Start of MATERIAL FOR THIS TASK

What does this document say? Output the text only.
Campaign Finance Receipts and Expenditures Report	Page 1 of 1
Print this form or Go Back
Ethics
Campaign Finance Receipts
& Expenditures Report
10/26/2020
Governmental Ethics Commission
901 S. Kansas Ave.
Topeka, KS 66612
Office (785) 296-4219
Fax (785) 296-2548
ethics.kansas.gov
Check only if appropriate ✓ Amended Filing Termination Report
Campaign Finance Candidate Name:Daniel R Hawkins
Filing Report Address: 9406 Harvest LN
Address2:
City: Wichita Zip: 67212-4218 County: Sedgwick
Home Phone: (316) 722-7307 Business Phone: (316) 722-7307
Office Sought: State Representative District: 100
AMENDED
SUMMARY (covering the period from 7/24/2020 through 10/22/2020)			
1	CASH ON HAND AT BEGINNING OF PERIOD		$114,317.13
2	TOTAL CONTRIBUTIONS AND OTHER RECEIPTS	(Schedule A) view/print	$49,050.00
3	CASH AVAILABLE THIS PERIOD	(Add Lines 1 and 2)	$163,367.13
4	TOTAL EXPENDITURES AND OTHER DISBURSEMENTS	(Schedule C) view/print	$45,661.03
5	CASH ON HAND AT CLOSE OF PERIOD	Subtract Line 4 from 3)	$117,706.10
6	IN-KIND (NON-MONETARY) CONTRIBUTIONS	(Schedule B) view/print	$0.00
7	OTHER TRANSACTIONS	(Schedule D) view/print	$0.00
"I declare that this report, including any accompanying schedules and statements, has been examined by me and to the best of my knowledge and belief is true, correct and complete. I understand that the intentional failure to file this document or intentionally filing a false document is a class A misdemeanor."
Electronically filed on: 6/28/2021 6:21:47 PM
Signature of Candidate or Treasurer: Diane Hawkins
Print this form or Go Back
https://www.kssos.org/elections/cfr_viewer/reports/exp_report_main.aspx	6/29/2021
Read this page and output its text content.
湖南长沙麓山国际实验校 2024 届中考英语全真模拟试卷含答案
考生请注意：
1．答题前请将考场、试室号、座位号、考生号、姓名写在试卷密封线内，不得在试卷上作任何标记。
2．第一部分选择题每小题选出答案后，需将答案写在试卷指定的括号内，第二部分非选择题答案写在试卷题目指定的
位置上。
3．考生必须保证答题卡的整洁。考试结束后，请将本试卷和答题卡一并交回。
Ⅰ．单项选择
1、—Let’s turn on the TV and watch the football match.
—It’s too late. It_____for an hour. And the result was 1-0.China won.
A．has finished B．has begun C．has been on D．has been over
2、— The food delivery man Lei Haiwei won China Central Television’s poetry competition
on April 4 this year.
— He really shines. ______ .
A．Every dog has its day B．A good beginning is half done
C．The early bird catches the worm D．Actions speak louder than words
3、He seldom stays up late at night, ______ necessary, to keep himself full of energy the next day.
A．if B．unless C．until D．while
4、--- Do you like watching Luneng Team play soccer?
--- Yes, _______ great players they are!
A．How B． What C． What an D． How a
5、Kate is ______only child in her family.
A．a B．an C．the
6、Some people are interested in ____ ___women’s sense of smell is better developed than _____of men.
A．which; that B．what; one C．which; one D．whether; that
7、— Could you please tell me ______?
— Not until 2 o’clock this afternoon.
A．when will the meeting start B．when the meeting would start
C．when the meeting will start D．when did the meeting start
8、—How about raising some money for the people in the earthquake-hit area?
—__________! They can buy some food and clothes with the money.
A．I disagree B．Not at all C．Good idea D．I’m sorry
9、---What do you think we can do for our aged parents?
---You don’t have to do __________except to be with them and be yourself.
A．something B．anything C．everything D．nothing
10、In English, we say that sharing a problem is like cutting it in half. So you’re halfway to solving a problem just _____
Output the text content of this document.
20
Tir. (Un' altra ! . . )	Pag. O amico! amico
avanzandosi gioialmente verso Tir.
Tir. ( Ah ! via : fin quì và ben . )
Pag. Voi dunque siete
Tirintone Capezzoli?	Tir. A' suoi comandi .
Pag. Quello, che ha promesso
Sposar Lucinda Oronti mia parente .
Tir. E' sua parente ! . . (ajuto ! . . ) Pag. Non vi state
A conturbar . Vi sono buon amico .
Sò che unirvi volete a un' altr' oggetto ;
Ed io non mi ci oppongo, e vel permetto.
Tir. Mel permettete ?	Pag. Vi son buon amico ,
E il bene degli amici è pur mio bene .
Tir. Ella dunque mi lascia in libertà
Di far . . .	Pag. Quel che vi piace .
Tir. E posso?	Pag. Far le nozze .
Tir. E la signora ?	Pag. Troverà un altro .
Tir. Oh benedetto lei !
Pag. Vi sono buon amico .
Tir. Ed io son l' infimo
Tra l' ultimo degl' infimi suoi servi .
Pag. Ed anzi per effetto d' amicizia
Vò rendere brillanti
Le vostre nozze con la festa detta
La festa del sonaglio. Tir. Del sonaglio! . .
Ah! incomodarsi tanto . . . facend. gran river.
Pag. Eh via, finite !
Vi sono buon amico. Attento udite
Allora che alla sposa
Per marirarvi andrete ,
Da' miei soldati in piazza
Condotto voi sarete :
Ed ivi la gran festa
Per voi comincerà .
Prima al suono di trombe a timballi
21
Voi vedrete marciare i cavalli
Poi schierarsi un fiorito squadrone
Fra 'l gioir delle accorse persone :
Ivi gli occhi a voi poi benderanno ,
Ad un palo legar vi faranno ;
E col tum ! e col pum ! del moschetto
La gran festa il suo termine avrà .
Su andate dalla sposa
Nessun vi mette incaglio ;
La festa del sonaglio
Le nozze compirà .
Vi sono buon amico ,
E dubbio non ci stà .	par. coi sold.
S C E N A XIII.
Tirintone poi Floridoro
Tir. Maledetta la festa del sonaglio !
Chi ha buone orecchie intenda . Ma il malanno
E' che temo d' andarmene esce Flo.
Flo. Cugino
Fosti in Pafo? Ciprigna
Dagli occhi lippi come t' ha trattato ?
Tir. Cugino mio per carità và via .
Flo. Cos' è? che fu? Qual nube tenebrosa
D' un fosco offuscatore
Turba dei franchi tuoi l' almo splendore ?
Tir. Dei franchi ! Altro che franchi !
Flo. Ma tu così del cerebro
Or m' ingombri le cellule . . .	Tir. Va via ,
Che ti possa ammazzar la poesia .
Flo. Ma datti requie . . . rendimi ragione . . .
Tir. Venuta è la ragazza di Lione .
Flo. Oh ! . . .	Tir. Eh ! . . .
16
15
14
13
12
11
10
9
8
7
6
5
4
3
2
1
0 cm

End of MATERIAL FOR THIS TASK

# DIRECTIONS:
Restate every record exactly, leaving nothing out.

# RESPONSE TO THIS EXERCISE:
What does this document say? Output the text only.
Campaign Finance Receipts and Expenditures Report	Page 1 of 1
Print this form or Go Back
Ethics
Campaign Finance Receipts
& Expenditures Report
10/26/2020
Governmental Ethics Commission
901 S. Kansas Ave.
Topeka, KS 66612
Office (785) 296-4219
Fax (785) 296-2548
ethics.kansas.gov
Check only if appropriate ✓ Amended Filing Termination Report
Campaign Finance Candidate Name:Daniel R Hawkins
Filing Report Address: 9406 Harvest LN
Address2:
City: Wichita Zip: 67212-4218 County: Sedgwick
Home Phone: (316) 722-7307 Business Phone: (316) 722-7307
Office Sought: State Representative District: 100
AMENDED
SUMMARY (covering the period from 7/24/2020 through 10/22/2020)			
1	CASH ON HAND AT BEGINNING OF PERIOD		$114,317.13
2	TOTAL CONTRIBUTIONS AND OTHER RECEIPTS	(Schedule A) view/print	$49,050.00
3	CASH AVAILABLE THIS PERIOD	(Add Lines 1 and 2)	$163,367.13
4	TOTAL EXPENDITURES AND OTHER DISBURSEMENTS	(Schedule C) view/print	$45,661.03
5	CASH ON HAND AT CLOSE OF PERIOD	Subtract Line 4 from 3)	$117,706.10
6	IN-KIND (NON-MONETARY) CONTRIBUTIONS	(Schedule B) view/print	$0.00
7	OTHER TRANSACTIONS	(Schedule D) view/print	$0.00
"I declare that this report, including any accompanying schedules and statements, has been examined by me and to the best of my knowledge and belief is true, correct and complete. I understand that the intentional failure to file this document or intentionally filing a false document is a class A misdemeanor."
Electronically filed on: 6/28/2021 6:21:47 PM
Signature of Candidate or Treasurer: Diane Hawkins
Print this form or Go Back
https://www.kssos.org/elections/cfr_viewer/reports/exp_report_main.aspx	6/29/2021
Read this page and output its text content.
湖南长沙麓山国际实验校 2024 届中考英语全真模拟试卷含答案
考生请注意：
1．答题前请将考场、试室号、座位号、考生号、姓名写在试卷密封线内，不得在试卷上作任何标记。
2．第一部分选择题每小题选出答案后，需将答案写在试卷指定的括号内，第二部分非选择题答案写在试卷题目指定的
位置上。
3．考生必须保证答题卡的整洁。考试结束后，请将本试卷和答题卡一并交回。
Ⅰ．单项选择
1、—Let’s turn on the TV and watch the football match.
—It’s too late. It_____for an hour. And the result was 1-0.China won.
A．has finished B．has begun C．has been on D．has been over
2、— The food delivery man Lei Haiwei won China Central Television’s poetry competition
on April 4 this year.
— He really shines. ______ .
A．Every dog has its day B．A good beginning is half done
C．The early bird catches the worm D．Actions speak louder than words
3、He seldom stays up late at night, ______ necessary, to keep himself full of energy the next day.
A．if B．unless C．until D．while
4、--- Do you like watching Luneng Team play soccer?
--- Yes, _______ great players they are!
A．How B． What C． What an D． How a
5、Kate is ______only child in her family.
A．a B．an C．the
6、Some people are interested in ____ ___women’s sense of smell is better developed than _____of men.
A．which; that B．what; one C．which; one D．whether; that
7、— Could you please tell me ______?
— Not until 2 o’clock this afternoon.
A．when will the meeting start B．when the meeting would start
C．when the meeting will start D．when did the meeting start
8、—How about raising some money for the people in the earthquake-hit area?
—__________! They can buy some food and clothes with the money.
A．I disagree B．Not at all C．Good idea D．I’m sorry
9、---What do you think we can do for our aged parents?
---You don’t have to do __________except to be with them and be yourself.
A．something B．anything C．everything D．nothing
10、In English, we say that sharing a problem is like cutting it in half. So you’re halfway to solving a problem just _____
Output the text content of this document.
20
Tir. (Un' altra ! . . )	Pag. O amico! amico
avanzandosi gioialmente verso Tir.
Tir. ( Ah ! via : fin quì và ben . )
Pag. Voi dunque siete
Tirintone Capezzoli?	Tir. A' suoi comandi .
Pag. Quello, che ha promesso
Sposar Lucinda Oronti mia parente .
Tir. E' sua parente ! . . (ajuto ! . . ) Pag. Non vi state
A conturbar . Vi sono buon amico .
Sò che unirvi volete a un' altr' oggetto ;
Ed io non mi ci oppongo, e vel permetto.
Tir. Mel permettete ?	Pag. Vi son buon amico ,
E il bene degli amici è pur mio bene .
Tir. Ella dunque mi lascia in libertà
Di far . . .	Pag. Quel che vi piace .
Tir. E posso?	Pag. Far le nozze .
Tir. E la signora ?	Pag. Troverà un altro .
Tir. Oh benedetto lei !
Pag. Vi sono buon amico .
Tir. Ed io son l' infimo
Tra l' ultimo degl' infimi suoi servi .
Pag. Ed anzi per effetto d' amicizia
Vò rendere brillanti
Le vostre nozze con la festa detta
La festa del sonaglio. Tir. Del sonaglio! . .
Ah! incomodarsi tanto . . . facend. gran river.
Pag. Eh via, finite !
Vi sono buon amico. Attento udite
Allora che alla sposa
Per marirarvi andrete ,
Da' miei soldati in piazza
Condotto voi sarete :
Ed ivi la gran festa
Per voi comincerà .
Prima al suono di trombe a timballi
21
Voi vedrete marciare i cavalli
Poi schierarsi un fiorito squadrone
Fra 'l gioir delle accorse persone :
Ivi gli occhi a voi poi benderanno ,
Ad un palo legar vi faranno ;
E col tum ! e col pum ! del moschetto
La gran festa il suo termine avrà .
Su andate dalla sposa
Nessun vi mette incaglio ;
La festa del sonaglio
Le nozze compirà .
Vi sono buon amico ,
E dubbio non ci stà .	par. coi sold.
S C E N A XIII.
Tirintone poi Floridoro
Tir. Maledetta la festa del sonaglio !
Chi ha buone orecchie intenda . Ma il malanno
E' che temo d' andarmene esce Flo.
Flo. Cugino
Fosti in Pafo? Ciprigna
Dagli occhi lippi come t' ha trattato ?
Tir. Cugino mio per carità và via .
Flo. Cos' è? che fu? Qual nube tenebrosa
D' un fosco offuscatore
Turba dei franchi tuoi l' almo splendore ?
Tir. Dei franchi ! Altro che franchi !
Flo. Ma tu così del cerebro
Or m' ingombri le cellule . . .	Tir. Va via ,
Che ti possa ammazzar la poesia .
Flo. Ma datti requie . . . rendimi ragione . . .
Tir. Venuta è la ragazza di Lione .
Flo. Oh ! . . .	Tir. Eh ! . . .
16
15
14
13
12
11
10
9
8
7
6
5
4
3
2
1
0 cm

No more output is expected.